▼

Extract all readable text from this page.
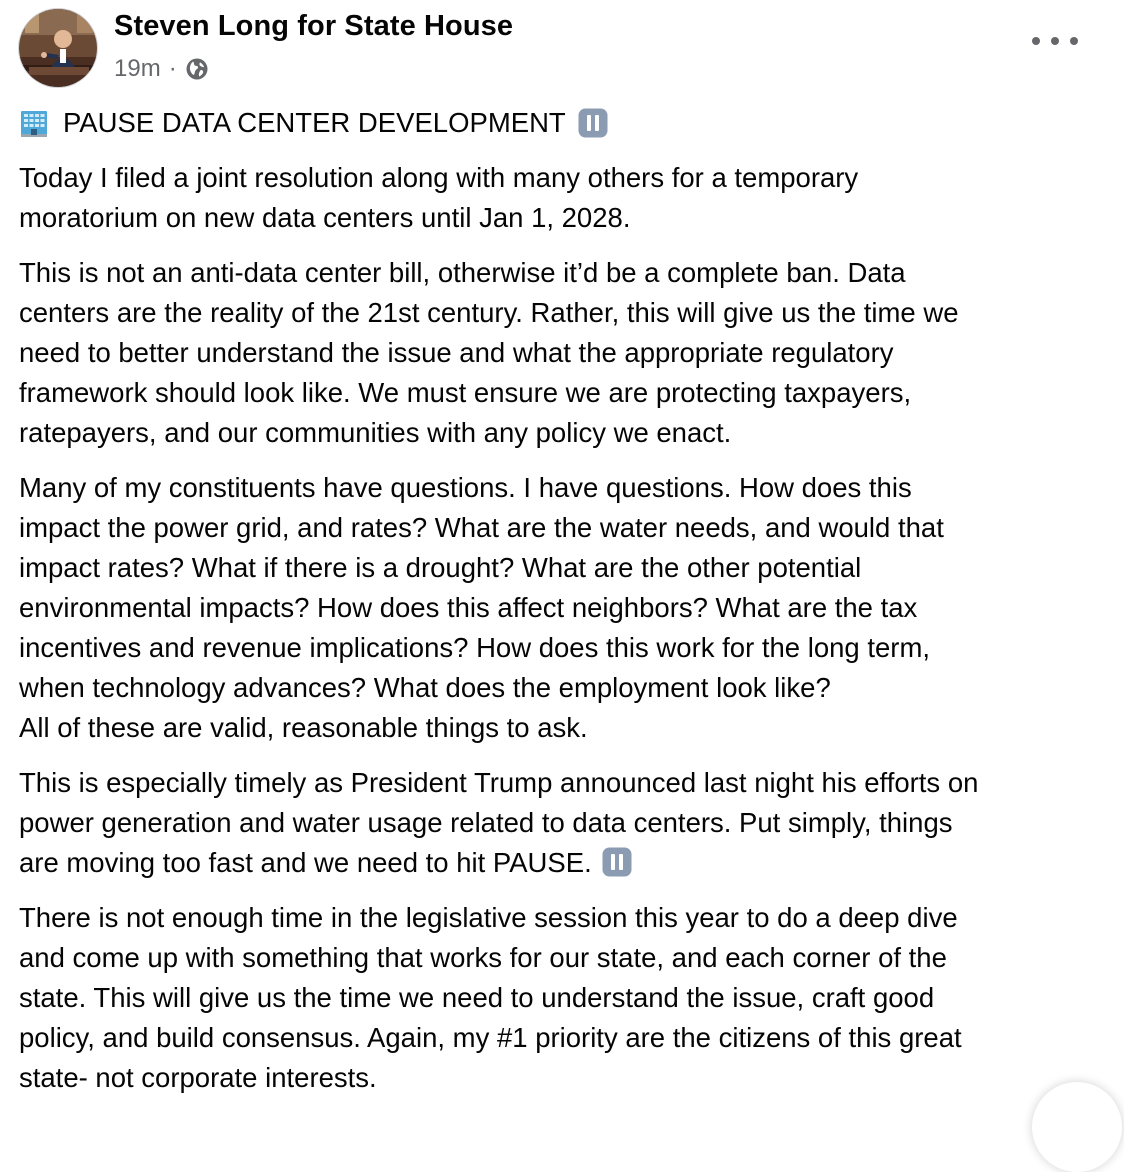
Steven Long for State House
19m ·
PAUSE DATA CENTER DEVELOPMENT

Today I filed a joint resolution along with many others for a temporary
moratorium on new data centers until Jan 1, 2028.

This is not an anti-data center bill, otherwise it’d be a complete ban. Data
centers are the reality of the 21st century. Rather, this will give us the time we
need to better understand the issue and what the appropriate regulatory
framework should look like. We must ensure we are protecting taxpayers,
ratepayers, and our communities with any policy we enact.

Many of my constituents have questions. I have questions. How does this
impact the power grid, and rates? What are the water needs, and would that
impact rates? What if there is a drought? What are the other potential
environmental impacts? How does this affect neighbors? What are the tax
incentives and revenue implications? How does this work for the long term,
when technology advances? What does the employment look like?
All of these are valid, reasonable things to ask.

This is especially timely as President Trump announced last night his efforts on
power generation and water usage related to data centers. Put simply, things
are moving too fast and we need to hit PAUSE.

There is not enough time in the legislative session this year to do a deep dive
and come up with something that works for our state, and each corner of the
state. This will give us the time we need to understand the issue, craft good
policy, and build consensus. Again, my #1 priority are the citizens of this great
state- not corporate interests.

▲
▼

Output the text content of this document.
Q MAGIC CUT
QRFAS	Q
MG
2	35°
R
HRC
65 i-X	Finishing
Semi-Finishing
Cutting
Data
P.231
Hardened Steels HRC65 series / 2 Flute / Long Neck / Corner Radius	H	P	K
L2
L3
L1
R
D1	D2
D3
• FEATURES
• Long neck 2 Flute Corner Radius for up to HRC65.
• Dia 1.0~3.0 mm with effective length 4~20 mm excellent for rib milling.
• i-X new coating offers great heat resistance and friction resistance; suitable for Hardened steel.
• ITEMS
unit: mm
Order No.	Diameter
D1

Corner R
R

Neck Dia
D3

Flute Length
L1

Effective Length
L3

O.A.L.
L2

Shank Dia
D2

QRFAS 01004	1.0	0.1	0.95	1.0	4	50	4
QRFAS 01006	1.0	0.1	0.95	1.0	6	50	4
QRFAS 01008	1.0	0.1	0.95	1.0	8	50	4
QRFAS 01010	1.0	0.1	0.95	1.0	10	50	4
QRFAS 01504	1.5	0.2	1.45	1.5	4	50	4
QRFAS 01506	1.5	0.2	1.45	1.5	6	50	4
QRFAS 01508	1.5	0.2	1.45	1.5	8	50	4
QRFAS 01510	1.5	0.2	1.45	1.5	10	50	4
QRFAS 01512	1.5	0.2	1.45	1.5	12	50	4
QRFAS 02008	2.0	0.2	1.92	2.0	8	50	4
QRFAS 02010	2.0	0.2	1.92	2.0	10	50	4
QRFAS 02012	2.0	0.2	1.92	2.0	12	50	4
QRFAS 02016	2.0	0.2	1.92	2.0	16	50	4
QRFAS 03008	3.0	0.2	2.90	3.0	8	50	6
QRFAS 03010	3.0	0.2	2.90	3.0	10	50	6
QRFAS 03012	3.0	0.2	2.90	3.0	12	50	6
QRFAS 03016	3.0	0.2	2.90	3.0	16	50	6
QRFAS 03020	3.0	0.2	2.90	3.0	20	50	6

▲

• [Goal]
Copy each line of the preceding data that contains the string "give".

• [Written solution]
centers are the reality of the 21st century. Rather, this will give us the time we
state. This will give us the time we need to understand the issue, craft good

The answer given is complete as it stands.